> **Records to use**:
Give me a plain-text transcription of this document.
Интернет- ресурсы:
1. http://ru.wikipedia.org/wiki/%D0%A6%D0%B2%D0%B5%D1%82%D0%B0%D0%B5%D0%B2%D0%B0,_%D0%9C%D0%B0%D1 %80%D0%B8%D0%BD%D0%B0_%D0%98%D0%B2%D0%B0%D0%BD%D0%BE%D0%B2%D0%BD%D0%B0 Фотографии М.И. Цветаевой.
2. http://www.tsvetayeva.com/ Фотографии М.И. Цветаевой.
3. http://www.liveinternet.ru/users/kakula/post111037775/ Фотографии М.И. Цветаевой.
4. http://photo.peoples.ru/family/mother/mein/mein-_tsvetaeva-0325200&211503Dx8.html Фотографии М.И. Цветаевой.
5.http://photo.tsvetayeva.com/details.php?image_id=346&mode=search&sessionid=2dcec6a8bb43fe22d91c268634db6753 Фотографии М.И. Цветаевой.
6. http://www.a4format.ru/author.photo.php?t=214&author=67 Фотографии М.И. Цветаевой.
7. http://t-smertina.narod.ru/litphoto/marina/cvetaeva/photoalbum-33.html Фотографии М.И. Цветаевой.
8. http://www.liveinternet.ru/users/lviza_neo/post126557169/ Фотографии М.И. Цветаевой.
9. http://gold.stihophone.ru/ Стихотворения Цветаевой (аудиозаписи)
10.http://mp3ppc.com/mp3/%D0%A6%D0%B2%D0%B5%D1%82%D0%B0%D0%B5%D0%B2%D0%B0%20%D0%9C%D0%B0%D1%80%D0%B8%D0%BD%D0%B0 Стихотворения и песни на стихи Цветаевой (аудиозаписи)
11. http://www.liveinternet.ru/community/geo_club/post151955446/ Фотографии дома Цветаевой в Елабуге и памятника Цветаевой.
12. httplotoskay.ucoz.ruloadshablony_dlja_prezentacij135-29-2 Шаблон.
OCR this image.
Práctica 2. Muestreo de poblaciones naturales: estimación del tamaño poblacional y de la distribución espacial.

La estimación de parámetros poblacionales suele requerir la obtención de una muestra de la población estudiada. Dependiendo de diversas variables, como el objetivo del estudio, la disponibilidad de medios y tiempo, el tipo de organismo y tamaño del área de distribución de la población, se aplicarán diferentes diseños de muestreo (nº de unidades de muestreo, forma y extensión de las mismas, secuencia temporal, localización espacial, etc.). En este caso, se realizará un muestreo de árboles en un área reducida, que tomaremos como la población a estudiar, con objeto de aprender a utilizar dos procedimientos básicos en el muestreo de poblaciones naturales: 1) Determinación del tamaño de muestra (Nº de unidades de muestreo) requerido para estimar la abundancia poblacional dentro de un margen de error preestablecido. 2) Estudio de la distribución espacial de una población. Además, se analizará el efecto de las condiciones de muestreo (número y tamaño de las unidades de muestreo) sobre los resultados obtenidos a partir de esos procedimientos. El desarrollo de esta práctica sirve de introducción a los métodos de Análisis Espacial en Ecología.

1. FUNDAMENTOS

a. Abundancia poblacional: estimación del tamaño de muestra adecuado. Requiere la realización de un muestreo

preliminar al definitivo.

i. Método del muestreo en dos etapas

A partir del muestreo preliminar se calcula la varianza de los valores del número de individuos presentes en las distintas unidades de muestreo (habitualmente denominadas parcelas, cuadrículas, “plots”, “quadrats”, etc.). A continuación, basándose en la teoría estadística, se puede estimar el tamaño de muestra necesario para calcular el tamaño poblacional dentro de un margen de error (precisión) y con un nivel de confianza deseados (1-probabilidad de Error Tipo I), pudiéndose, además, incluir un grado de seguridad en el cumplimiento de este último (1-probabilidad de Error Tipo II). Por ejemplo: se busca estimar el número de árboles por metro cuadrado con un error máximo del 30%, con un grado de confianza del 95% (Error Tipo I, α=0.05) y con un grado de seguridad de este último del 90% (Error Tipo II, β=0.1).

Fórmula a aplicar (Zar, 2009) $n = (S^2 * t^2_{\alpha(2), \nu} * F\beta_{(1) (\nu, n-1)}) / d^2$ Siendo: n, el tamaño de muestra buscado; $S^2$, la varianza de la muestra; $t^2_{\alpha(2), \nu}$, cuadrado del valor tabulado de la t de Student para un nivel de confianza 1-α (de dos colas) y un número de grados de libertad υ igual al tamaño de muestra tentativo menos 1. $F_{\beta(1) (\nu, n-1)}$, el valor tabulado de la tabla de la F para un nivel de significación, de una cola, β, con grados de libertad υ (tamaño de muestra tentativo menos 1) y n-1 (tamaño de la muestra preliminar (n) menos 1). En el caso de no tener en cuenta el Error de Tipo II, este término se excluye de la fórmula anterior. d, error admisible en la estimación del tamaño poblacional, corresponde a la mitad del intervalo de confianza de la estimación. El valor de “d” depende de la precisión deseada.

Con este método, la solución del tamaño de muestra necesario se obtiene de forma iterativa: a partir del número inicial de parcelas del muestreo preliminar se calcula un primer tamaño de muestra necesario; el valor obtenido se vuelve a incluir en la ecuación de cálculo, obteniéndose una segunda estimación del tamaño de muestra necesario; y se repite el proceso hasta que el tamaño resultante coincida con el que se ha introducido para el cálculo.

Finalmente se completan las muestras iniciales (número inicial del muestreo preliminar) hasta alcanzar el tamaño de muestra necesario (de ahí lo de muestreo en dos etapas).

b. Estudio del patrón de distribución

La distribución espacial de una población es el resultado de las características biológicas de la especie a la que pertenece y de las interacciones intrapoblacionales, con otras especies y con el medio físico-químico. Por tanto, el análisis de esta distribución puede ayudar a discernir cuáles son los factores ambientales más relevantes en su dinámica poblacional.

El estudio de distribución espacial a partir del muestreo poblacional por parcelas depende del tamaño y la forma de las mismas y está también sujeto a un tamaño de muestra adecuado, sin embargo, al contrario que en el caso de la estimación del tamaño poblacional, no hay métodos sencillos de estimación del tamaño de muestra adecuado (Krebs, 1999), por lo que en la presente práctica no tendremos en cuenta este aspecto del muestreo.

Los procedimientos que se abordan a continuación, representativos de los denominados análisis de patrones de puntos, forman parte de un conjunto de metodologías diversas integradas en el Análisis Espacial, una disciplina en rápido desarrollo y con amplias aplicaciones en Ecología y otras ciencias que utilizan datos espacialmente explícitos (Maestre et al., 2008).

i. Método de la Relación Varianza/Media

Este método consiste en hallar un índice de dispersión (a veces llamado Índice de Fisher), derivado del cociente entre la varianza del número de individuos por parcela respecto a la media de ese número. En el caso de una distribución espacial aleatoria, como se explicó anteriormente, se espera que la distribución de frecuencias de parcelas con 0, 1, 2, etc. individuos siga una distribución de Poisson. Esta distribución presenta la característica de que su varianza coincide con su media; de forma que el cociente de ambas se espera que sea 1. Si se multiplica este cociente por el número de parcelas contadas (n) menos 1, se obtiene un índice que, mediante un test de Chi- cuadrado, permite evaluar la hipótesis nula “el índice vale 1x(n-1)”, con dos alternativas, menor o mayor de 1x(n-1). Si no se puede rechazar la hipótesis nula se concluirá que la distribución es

> **What this task involves**: Exactly as written, please output every entry.

> **Exercise result**:
Give me a plain-text transcription of this document.
Интернет- ресурсы:
1. http://ru.wikipedia.org/wiki/%D0%A6%D0%B2%D0%B5%D1%82%D0%B0%D0%B5%D0%B2%D0%B0,_%D0%9C%D0%B0%D1 %80%D0%B8%D0%BD%D0%B0_%D0%98%D0%B2%D0%B0%D0%BD%D0%BE%D0%B2%D0%BD%D0%B0 Фотографии М.И. Цветаевой.
2. http://www.tsvetayeva.com/ Фотографии М.И. Цветаевой.
3. http://www.liveinternet.ru/users/kakula/post111037775/ Фотографии М.И. Цветаевой.
4. http://photo.peoples.ru/family/mother/mein/mein-_tsvetaeva-0325200&211503Dx8.html Фотографии М.И. Цветаевой.
5.http://photo.tsvetayeva.com/details.php?image_id=346&mode=search&sessionid=2dcec6a8bb43fe22d91c268634db6753 Фотографии М.И. Цветаевой.
6. http://www.a4format.ru/author.photo.php?t=214&author=67 Фотографии М.И. Цветаевой.
7. http://t-smertina.narod.ru/litphoto/marina/cvetaeva/photoalbum-33.html Фотографии М.И. Цветаевой.
8. http://www.liveinternet.ru/users/lviza_neo/post126557169/ Фотографии М.И. Цветаевой.
9. http://gold.stihophone.ru/ Стихотворения Цветаевой (аудиозаписи)
10.http://mp3ppc.com/mp3/%D0%A6%D0%B2%D0%B5%D1%82%D0%B0%D0%B5%D0%B2%D0%B0%20%D0%9C%D0%B0%D1%80%D0%B8%D0%BD%D0%B0 Стихотворения и песни на стихи Цветаевой (аудиозаписи)
11. http://www.liveinternet.ru/community/geo_club/post151955446/ Фотографии дома Цветаевой в Елабуге и памятника Цветаевой.
12. httplotoskay.ucoz.ruloadshablony_dlja_prezentacij135-29-2 Шаблон.
OCR this image.
Práctica 2. Muestreo de poblaciones naturales: estimación del tamaño poblacional y de la distribución espacial.

La estimación de parámetros poblacionales suele requerir la obtención de una muestra de la población estudiada. Dependiendo de diversas variables, como el objetivo del estudio, la disponibilidad de medios y tiempo, el tipo de organismo y tamaño del área de distribución de la población, se aplicarán diferentes diseños de muestreo (nº de unidades de muestreo, forma y extensión de las mismas, secuencia temporal, localización espacial, etc.). En este caso, se realizará un muestreo de árboles en un área reducida, que tomaremos como la población a estudiar, con objeto de aprender a utilizar dos procedimientos básicos en el muestreo de poblaciones naturales: 1) Determinación del tamaño de muestra (Nº de unidades de muestreo) requerido para estimar la abundancia poblacional dentro de un margen de error preestablecido. 2) Estudio de la distribución espacial de una población. Además, se analizará el efecto de las condiciones de muestreo (número y tamaño de las unidades de muestreo) sobre los resultados obtenidos a partir de esos procedimientos. El desarrollo de esta práctica sirve de introducción a los métodos de Análisis Espacial en Ecología.

1. FUNDAMENTOS

a. Abundancia poblacional: estimación del tamaño de muestra adecuado. Requiere la realización de un muestreo

preliminar al definitivo.

i. Método del muestreo en dos etapas

A partir del muestreo preliminar se calcula la varianza de los valores del número de individuos presentes en las distintas unidades de muestreo (habitualmente denominadas parcelas, cuadrículas, “plots”, “quadrats”, etc.). A continuación, basándose en la teoría estadística, se puede estimar el tamaño de muestra necesario para calcular el tamaño poblacional dentro de un margen de error (precisión) y con un nivel de confianza deseados (1-probabilidad de Error Tipo I), pudiéndose, además, incluir un grado de seguridad en el cumplimiento de este último (1-probabilidad de Error Tipo II). Por ejemplo: se busca estimar el número de árboles por metro cuadrado con un error máximo del 30%, con un grado de confianza del 95% (Error Tipo I, α=0.05) y con un grado de seguridad de este último del 90% (Error Tipo II, β=0.1).

Fórmula a aplicar (Zar, 2009) $n = (S^2 * t^2_{\alpha(2), \nu} * F\beta_{(1) (\nu, n-1)}) / d^2$ Siendo: n, el tamaño de muestra buscado; $S^2$, la varianza de la muestra; $t^2_{\alpha(2), \nu}$, cuadrado del valor tabulado de la t de Student para un nivel de confianza 1-α (de dos colas) y un número de grados de libertad υ igual al tamaño de muestra tentativo menos 1. $F_{\beta(1) (\nu, n-1)}$, el valor tabulado de la tabla de la F para un nivel de significación, de una cola, β, con grados de libertad υ (tamaño de muestra tentativo menos 1) y n-1 (tamaño de la muestra preliminar (n) menos 1). En el caso de no tener en cuenta el Error de Tipo II, este término se excluye de la fórmula anterior. d, error admisible en la estimación del tamaño poblacional, corresponde a la mitad del intervalo de confianza de la estimación. El valor de “d” depende de la precisión deseada.

Con este método, la solución del tamaño de muestra necesario se obtiene de forma iterativa: a partir del número inicial de parcelas del muestreo preliminar se calcula un primer tamaño de muestra necesario; el valor obtenido se vuelve a incluir en la ecuación de cálculo, obteniéndose una segunda estimación del tamaño de muestra necesario; y se repite el proceso hasta que el tamaño resultante coincida con el que se ha introducido para el cálculo.

Finalmente se completan las muestras iniciales (número inicial del muestreo preliminar) hasta alcanzar el tamaño de muestra necesario (de ahí lo de muestreo en dos etapas).

b. Estudio del patrón de distribución

La distribución espacial de una población es el resultado de las características biológicas de la especie a la que pertenece y de las interacciones intrapoblacionales, con otras especies y con el medio físico-químico. Por tanto, el análisis de esta distribución puede ayudar a discernir cuáles son los factores ambientales más relevantes en su dinámica poblacional.

El estudio de distribución espacial a partir del muestreo poblacional por parcelas depende del tamaño y la forma de las mismas y está también sujeto a un tamaño de muestra adecuado, sin embargo, al contrario que en el caso de la estimación del tamaño poblacional, no hay métodos sencillos de estimación del tamaño de muestra adecuado (Krebs, 1999), por lo que en la presente práctica no tendremos en cuenta este aspecto del muestreo.

Los procedimientos que se abordan a continuación, representativos de los denominados análisis de patrones de puntos, forman parte de un conjunto de metodologías diversas integradas en el Análisis Espacial, una disciplina en rápido desarrollo y con amplias aplicaciones en Ecología y otras ciencias que utilizan datos espacialmente explícitos (Maestre et al., 2008).

i. Método de la Relación Varianza/Media

Este método consiste en hallar un índice de dispersión (a veces llamado Índice de Fisher), derivado del cociente entre la varianza del número de individuos por parcela respecto a la media de ese número. En el caso de una distribución espacial aleatoria, como se explicó anteriormente, se espera que la distribución de frecuencias de parcelas con 0, 1, 2, etc. individuos siga una distribución de Poisson. Esta distribución presenta la característica de que su varianza coincide con su media; de forma que el cociente de ambas se espera que sea 1. Si se multiplica este cociente por el número de parcelas contadas (n) menos 1, se obtiene un índice que, mediante un test de Chi- cuadrado, permite evaluar la hipótesis nula “el índice vale 1x(n-1)”, con dos alternativas, menor o mayor de 1x(n-1). Si no se puede rechazar la hipótesis nula se concluirá que la distribución es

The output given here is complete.